- _Brief 1_
Copy the address database passage between "The invention pertains" and "subsequently be calculated.", inclusive.
- _Brief 2_
List the parts that the address database passage gives as making up an example address.

STATEMENT CONCERNING FEDERALLY SPONSORED RESEARCH OR DEVELOPMENT

Not applicable.

FIELD OF THE INVENTION

The invention pertains to a method for generating an electronic address database. The invention furthermore pertains to a method for searching such an address database and a navigation device, on which such an address database is installed. Address databases are required, for example, but by no means exclusively, in navigation devices in order to identify possible destinations. In this case, a certain geographic position or a street element identifier is assigned to each address that consists, for example, of a combination of a town name, a street name and a house number. When the user inputs a certain address, the address database is searched for this address. As soon as the address is found, a certain geographic position can be assigned to the searched address, for example, in a navigation device and a route for driving to this geographic position can subsequently be calculated.

(Layout records)
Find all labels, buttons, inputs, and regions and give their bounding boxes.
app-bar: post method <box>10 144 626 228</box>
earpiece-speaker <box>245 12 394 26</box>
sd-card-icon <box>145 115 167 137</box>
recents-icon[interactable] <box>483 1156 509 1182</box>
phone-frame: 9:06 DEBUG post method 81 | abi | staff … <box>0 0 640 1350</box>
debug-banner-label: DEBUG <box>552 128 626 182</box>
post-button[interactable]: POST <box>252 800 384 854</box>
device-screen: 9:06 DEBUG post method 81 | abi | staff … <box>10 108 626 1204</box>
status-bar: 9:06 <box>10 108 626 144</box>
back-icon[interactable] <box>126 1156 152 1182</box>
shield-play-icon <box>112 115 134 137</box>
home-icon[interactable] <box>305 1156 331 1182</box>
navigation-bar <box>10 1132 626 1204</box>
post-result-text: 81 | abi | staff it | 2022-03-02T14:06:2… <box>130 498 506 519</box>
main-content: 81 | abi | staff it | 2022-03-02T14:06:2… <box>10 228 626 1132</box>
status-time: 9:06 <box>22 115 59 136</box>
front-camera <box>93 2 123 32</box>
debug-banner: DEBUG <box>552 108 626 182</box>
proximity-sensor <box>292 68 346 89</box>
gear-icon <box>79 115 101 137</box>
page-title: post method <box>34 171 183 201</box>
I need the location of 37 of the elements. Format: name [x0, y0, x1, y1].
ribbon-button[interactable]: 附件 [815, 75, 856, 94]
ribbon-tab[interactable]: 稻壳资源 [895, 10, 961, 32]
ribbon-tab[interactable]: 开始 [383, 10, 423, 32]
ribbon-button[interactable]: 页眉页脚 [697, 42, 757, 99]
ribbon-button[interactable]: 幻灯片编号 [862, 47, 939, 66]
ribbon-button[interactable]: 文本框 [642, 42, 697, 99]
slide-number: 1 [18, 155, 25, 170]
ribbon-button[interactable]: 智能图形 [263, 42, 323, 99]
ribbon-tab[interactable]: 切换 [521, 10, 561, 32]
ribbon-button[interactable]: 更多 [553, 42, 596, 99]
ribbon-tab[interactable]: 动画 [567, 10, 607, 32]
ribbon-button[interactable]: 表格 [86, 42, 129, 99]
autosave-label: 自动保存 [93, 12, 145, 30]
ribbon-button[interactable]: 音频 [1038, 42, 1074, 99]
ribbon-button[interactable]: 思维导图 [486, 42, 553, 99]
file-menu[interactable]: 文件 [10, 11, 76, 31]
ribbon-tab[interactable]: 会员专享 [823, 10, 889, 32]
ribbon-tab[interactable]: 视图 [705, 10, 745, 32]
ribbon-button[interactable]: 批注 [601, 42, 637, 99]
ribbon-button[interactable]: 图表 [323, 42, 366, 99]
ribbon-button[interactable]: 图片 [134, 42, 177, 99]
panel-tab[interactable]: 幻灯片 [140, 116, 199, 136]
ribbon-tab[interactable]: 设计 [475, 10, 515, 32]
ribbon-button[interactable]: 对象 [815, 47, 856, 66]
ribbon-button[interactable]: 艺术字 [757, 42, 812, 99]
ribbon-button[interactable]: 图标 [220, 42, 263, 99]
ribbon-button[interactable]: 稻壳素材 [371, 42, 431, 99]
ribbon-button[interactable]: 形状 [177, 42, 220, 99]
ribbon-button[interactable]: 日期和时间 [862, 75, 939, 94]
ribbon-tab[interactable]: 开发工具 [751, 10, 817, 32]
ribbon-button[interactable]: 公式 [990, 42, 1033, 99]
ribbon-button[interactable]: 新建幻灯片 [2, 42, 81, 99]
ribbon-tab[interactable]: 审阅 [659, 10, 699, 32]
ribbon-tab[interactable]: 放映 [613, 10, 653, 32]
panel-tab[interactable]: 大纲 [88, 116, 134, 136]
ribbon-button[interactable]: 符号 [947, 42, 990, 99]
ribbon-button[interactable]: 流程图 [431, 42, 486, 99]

- _Written solution 1_
The invention pertains to a method for generating an electronic address database. The invention furthermore pertains to a method for searching such an address database and a navigation device, on which such an address database is installed. Address databases are required, for example, but by no means exclusively, in navigation devices in order to identify possible destinations. In this case, a certain geographic position or a street element identifier is assigned to each address that consists, for example, of a combination of a town name, a street name and a house number. When the user inputs a certain address, the address database is searched for this address. As soon as the address is found, a certain geographic position can be assigned to the searched address, for example, in a navigation device and a route for driving to this geographic position can subsequently be calculated.

- _Written solution 2_
town name, street name, house number